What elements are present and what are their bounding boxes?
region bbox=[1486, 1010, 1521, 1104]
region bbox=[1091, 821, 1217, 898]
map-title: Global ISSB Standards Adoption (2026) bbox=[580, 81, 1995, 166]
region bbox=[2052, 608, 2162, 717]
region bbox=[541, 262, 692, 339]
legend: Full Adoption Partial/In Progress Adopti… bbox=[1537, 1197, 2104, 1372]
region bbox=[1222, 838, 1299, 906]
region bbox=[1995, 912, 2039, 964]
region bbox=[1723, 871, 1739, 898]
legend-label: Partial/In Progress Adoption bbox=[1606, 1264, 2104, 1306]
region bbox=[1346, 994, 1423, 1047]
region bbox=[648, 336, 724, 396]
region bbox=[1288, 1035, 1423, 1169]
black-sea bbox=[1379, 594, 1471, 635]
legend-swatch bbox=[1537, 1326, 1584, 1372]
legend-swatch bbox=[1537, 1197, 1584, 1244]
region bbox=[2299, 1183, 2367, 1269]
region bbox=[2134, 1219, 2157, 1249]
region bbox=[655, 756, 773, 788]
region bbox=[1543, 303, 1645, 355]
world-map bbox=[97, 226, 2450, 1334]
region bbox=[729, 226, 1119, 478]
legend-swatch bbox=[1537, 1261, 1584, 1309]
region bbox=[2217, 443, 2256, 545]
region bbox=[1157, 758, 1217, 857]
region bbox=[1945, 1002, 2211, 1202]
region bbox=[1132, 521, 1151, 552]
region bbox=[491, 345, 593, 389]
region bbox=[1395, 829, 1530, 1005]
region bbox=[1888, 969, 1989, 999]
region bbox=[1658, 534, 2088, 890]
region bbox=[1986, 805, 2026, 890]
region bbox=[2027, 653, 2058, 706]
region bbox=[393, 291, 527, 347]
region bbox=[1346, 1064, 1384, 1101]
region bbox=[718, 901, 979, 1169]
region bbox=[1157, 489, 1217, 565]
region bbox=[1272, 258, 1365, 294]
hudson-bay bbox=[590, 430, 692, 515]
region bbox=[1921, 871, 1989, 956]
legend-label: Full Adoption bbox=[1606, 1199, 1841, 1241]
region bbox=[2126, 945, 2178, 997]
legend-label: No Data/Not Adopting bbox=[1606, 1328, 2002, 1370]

- - - - -

PROBLEM STATEMENT — Copy out the records word for word, from their first line through the line containing "legend-label: Partial/In Progress", including that line.

ANSWER IN FULL —
What elements are present and what are their bounding boxes?
region bbox=[1486, 1010, 1521, 1104]
region bbox=[1091, 821, 1217, 898]
map-title: Global ISSB Standards Adoption (2026) bbox=[580, 81, 1995, 166]
region bbox=[2052, 608, 2162, 717]
region bbox=[541, 262, 692, 339]
legend: Full Adoption Partial/In Progress Adopti… bbox=[1537, 1197, 2104, 1372]
region bbox=[1222, 838, 1299, 906]
region bbox=[1995, 912, 2039, 964]
region bbox=[1723, 871, 1739, 898]
legend-label: Partial/In Progress Adoption bbox=[1606, 1264, 2104, 1306]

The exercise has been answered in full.